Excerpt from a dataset
□ □ □
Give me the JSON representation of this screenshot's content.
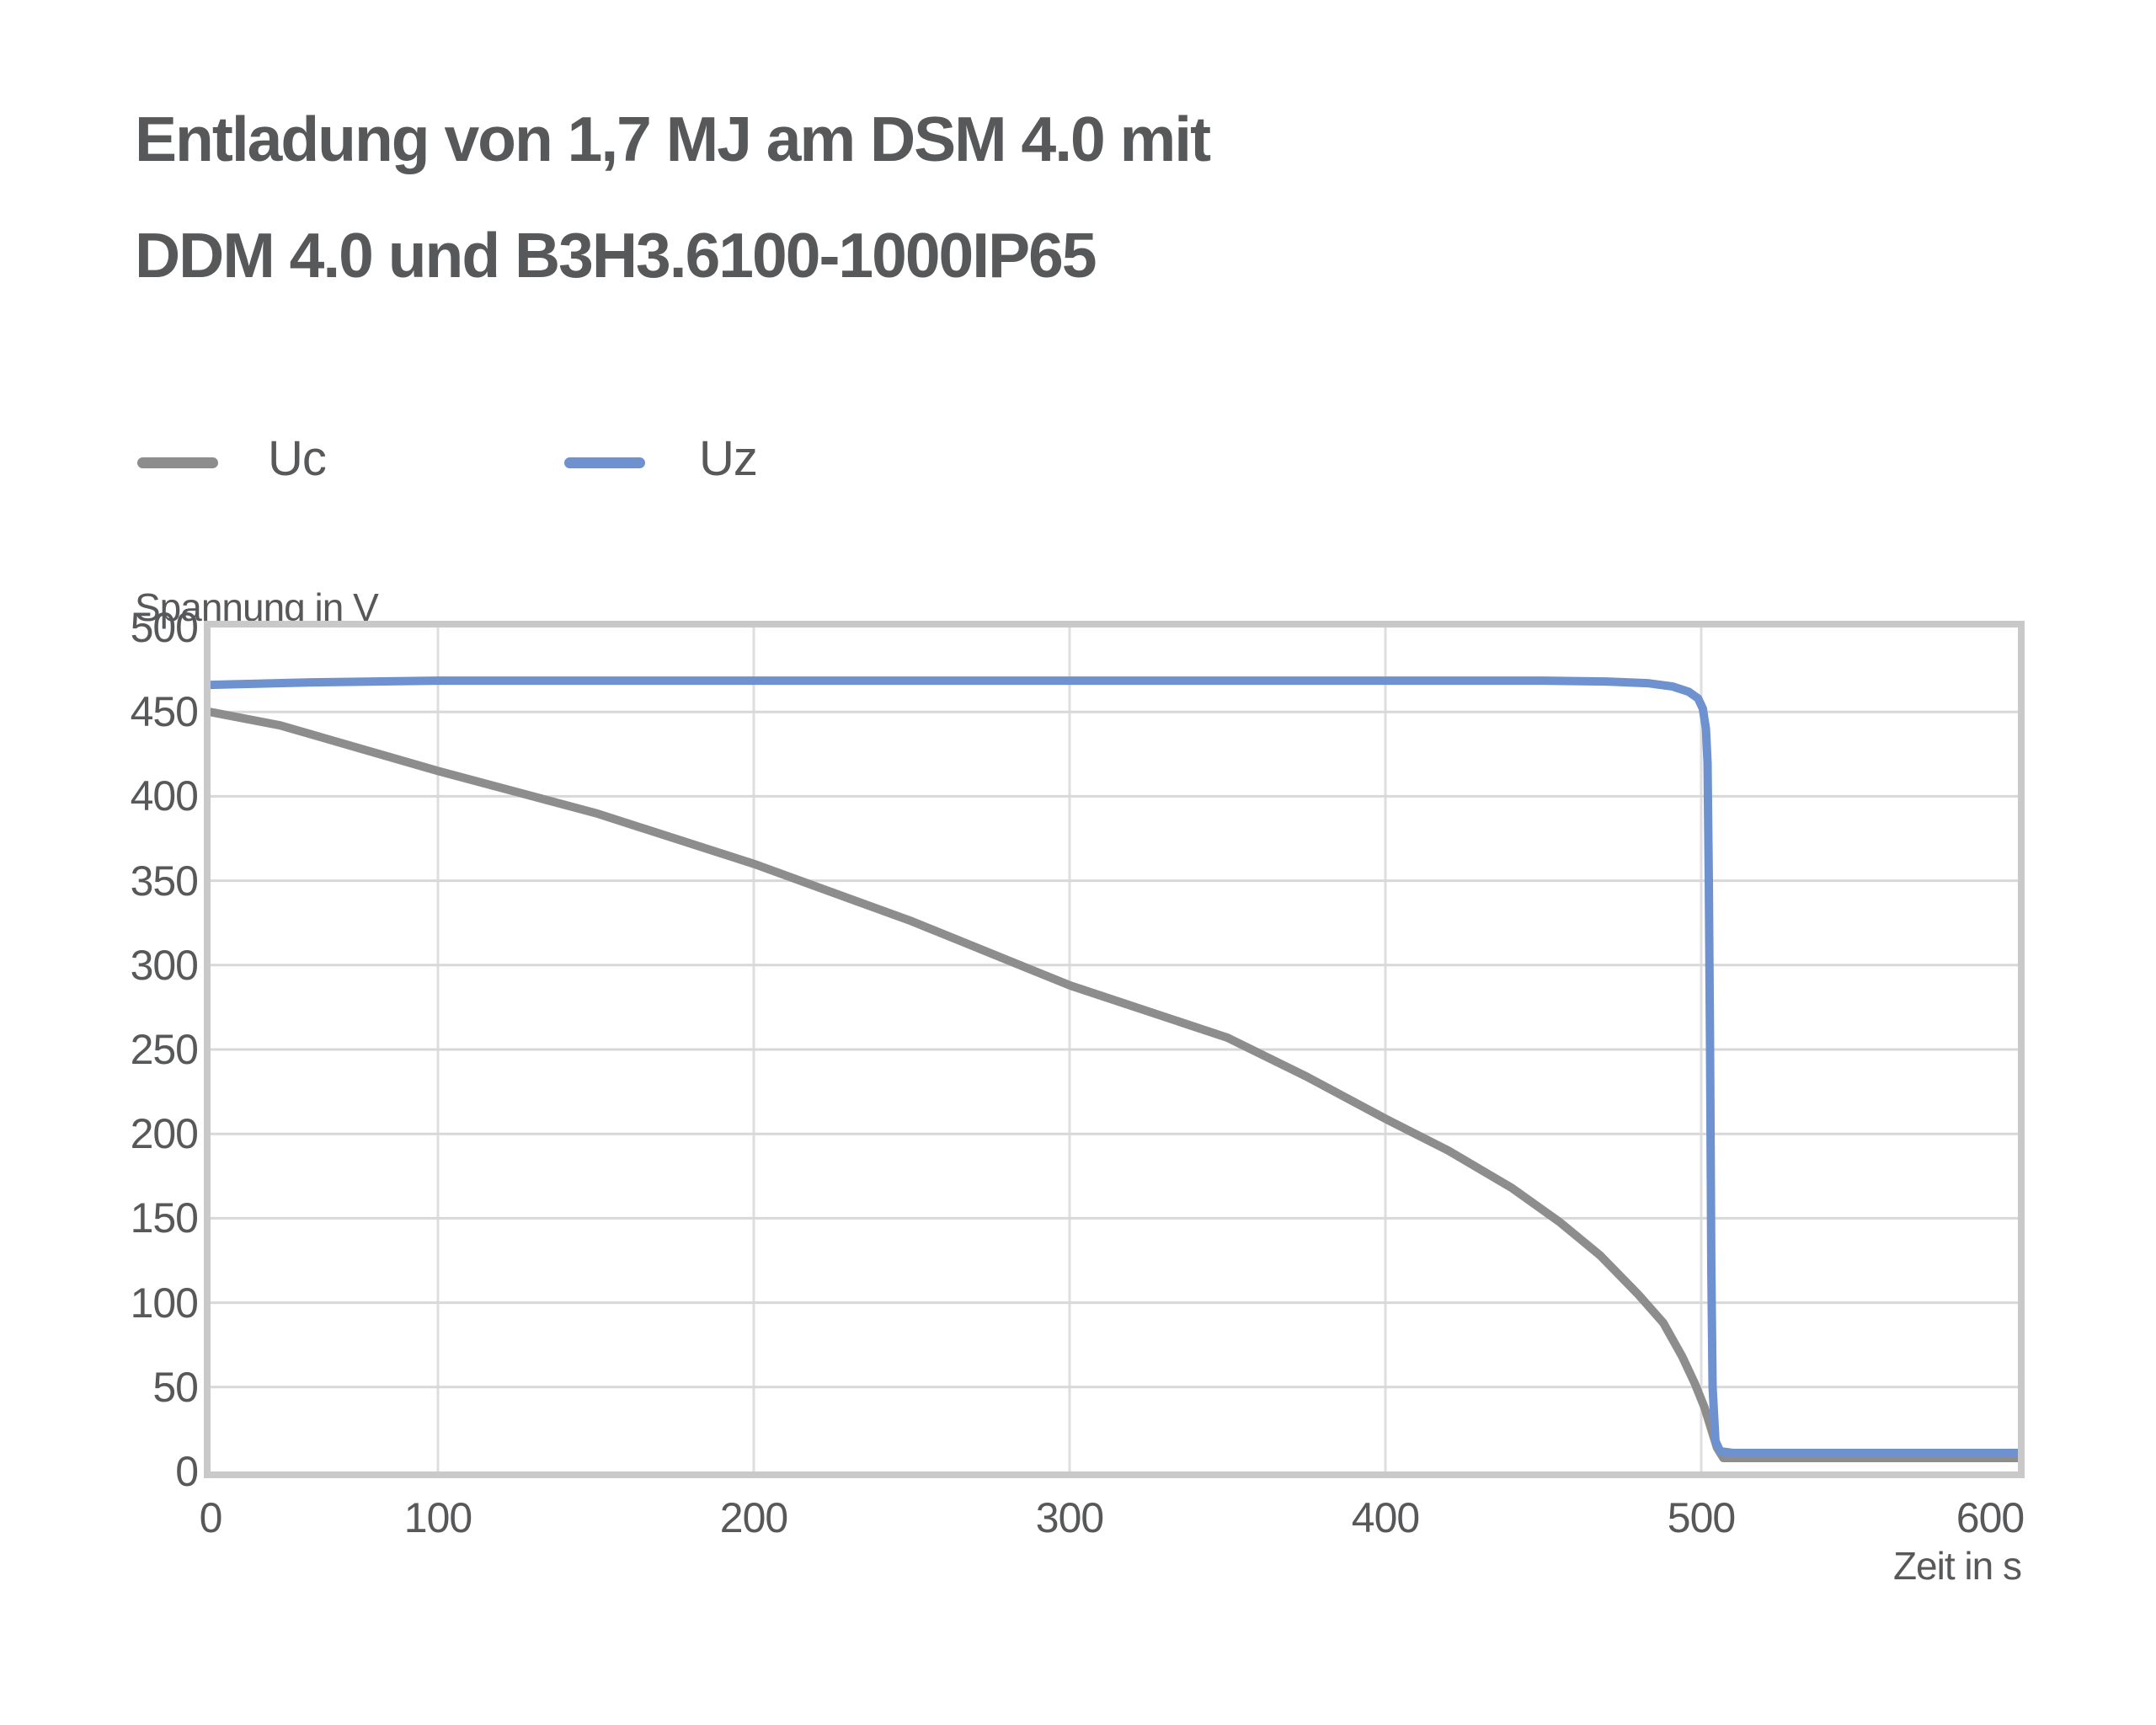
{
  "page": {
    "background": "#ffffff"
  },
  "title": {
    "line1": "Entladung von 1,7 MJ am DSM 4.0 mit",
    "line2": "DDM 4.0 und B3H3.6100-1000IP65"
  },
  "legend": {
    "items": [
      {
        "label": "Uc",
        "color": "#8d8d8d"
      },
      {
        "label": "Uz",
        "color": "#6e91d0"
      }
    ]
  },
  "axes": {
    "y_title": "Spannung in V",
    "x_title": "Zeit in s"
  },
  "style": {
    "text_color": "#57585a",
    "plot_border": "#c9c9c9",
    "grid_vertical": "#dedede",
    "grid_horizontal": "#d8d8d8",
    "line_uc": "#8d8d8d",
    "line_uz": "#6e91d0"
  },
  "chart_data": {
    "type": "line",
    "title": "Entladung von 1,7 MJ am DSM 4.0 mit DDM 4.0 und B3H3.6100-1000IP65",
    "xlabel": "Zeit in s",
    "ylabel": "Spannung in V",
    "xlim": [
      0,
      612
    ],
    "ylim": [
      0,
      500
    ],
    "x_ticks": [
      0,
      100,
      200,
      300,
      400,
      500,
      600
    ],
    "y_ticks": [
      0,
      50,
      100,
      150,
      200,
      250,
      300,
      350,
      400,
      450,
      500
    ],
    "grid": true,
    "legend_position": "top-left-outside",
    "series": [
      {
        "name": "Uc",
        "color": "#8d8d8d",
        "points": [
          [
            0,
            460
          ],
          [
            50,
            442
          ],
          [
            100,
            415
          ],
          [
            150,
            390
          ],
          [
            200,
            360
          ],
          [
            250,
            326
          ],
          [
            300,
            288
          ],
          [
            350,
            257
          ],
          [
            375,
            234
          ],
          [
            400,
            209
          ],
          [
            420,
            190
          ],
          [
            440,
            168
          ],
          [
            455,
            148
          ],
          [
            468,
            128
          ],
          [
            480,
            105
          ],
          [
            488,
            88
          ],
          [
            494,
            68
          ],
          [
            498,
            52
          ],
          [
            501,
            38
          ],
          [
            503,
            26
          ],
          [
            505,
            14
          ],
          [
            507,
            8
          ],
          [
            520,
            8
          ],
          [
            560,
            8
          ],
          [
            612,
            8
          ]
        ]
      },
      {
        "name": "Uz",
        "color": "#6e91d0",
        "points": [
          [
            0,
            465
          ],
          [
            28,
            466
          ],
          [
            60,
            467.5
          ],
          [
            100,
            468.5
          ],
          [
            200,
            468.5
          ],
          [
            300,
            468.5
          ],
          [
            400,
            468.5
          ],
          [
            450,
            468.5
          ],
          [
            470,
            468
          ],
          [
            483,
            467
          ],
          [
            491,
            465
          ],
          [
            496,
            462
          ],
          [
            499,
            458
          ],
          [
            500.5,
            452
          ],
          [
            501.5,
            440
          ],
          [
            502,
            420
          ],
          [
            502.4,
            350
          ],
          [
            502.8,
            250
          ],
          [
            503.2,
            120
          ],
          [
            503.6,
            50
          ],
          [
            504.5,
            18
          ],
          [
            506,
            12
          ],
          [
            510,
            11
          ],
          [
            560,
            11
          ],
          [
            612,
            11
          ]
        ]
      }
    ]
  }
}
□ □ □
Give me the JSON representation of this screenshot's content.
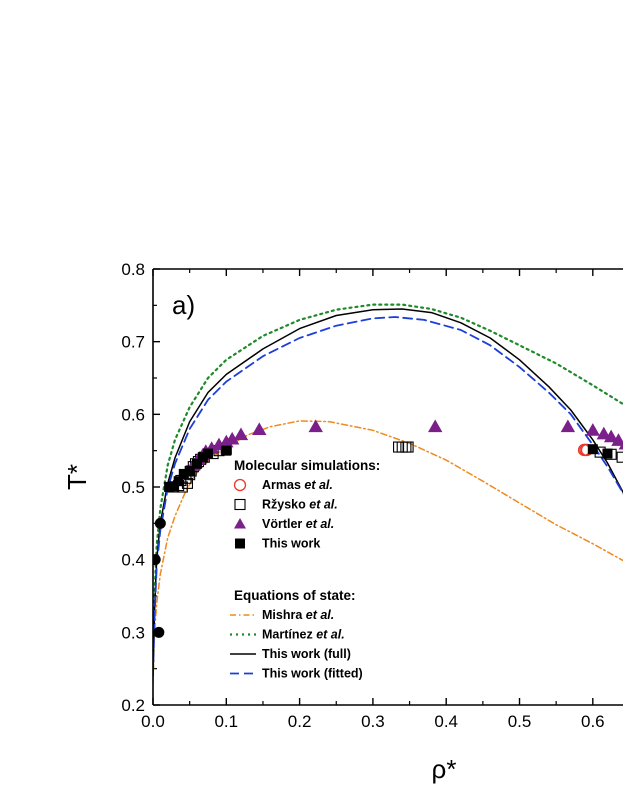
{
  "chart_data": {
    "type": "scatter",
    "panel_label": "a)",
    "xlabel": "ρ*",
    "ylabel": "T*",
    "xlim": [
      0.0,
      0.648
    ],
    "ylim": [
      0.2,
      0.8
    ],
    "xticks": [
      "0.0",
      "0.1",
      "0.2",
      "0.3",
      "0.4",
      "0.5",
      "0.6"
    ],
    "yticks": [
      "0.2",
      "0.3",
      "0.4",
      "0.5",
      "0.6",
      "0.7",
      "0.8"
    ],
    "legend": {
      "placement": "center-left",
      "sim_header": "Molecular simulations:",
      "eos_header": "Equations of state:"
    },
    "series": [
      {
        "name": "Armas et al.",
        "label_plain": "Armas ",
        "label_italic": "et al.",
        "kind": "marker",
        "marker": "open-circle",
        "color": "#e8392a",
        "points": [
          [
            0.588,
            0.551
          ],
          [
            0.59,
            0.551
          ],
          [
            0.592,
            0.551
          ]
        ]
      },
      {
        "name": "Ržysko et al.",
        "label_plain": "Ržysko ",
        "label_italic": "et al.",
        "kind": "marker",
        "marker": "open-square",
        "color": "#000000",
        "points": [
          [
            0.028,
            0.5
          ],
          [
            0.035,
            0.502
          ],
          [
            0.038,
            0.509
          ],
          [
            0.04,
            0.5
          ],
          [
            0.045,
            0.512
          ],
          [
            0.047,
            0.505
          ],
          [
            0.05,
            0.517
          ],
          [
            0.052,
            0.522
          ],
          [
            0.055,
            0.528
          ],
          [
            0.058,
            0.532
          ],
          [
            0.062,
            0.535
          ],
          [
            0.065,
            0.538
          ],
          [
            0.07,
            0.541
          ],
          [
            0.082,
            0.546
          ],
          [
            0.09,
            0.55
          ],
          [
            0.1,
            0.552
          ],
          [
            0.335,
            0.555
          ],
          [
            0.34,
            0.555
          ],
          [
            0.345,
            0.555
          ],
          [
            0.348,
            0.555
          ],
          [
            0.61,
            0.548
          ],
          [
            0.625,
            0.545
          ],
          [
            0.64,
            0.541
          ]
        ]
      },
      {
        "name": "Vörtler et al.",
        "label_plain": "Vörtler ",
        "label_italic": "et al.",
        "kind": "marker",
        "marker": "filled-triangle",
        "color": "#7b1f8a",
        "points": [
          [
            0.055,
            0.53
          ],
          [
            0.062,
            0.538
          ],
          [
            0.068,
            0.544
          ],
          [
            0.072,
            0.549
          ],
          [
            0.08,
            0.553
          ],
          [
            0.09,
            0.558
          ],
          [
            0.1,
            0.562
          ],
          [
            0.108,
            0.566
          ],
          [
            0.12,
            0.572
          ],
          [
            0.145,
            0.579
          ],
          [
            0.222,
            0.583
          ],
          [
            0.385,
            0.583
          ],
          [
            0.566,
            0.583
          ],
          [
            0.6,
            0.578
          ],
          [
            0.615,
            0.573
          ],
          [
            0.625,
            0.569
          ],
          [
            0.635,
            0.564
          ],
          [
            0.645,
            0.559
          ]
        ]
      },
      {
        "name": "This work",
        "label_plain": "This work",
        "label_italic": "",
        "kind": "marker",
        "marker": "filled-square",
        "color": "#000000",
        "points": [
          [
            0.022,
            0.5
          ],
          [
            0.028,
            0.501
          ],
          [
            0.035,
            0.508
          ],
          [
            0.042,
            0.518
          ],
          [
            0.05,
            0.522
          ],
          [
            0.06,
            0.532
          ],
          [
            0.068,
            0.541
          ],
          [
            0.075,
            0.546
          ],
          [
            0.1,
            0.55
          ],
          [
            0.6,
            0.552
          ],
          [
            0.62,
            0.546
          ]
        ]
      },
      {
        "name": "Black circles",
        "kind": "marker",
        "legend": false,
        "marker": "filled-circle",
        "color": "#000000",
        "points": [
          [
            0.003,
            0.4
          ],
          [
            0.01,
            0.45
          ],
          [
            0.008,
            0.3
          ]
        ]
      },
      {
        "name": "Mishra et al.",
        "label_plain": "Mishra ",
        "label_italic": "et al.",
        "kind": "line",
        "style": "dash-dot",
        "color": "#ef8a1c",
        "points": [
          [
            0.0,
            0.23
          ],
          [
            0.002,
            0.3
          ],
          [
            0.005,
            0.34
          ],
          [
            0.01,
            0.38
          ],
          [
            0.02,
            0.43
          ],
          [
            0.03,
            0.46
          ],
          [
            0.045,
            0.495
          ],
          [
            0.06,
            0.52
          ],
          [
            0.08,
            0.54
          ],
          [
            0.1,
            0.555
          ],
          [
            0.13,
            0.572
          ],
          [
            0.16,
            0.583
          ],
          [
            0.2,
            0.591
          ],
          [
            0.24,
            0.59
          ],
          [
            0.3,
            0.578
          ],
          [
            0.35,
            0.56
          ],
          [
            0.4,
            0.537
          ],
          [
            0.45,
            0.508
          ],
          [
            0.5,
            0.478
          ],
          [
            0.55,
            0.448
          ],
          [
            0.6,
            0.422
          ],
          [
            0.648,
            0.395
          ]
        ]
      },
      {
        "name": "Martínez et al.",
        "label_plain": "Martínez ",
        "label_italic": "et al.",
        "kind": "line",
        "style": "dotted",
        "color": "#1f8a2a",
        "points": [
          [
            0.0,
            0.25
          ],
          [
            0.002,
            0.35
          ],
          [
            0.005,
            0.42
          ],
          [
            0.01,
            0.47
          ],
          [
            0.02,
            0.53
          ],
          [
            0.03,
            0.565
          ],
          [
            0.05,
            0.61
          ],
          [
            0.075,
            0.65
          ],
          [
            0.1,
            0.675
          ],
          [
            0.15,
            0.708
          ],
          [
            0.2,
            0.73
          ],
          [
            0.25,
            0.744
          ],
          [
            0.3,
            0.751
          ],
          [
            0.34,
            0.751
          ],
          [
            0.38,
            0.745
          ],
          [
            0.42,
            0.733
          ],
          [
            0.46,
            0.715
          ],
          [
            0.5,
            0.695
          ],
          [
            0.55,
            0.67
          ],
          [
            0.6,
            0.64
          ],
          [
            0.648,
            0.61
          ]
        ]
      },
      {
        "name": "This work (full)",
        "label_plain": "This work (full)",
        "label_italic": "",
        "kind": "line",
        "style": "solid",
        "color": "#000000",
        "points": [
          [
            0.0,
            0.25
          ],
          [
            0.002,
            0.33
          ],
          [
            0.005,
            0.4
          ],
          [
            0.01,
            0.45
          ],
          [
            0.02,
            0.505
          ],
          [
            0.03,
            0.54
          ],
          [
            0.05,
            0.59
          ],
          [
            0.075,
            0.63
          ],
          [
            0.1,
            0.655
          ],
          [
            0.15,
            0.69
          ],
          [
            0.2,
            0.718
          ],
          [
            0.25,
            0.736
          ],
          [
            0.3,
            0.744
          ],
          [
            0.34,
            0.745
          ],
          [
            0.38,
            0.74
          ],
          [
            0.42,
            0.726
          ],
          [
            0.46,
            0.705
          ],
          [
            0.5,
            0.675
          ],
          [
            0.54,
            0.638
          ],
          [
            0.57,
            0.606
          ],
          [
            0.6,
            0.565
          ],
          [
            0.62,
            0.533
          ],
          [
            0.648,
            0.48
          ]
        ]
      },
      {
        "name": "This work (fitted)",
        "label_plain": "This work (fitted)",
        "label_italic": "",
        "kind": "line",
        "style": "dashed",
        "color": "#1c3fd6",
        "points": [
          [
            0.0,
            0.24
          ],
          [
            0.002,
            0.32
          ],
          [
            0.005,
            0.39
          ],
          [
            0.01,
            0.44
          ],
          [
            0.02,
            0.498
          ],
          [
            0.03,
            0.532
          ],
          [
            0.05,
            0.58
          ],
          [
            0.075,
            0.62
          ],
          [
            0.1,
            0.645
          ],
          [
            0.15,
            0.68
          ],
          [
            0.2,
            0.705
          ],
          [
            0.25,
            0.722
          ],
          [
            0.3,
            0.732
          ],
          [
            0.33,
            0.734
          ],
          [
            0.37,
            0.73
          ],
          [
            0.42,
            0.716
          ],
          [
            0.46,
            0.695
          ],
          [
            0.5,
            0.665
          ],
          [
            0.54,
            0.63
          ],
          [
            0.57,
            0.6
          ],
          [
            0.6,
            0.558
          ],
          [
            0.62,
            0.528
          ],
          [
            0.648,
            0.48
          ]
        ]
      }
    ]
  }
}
□ □ □
▸ Instructions to follow
Pull every line holding "Martínez" out of the records.

▸ Full output
        "name": "Martínez et al.",
        "label_plain": "Martínez ",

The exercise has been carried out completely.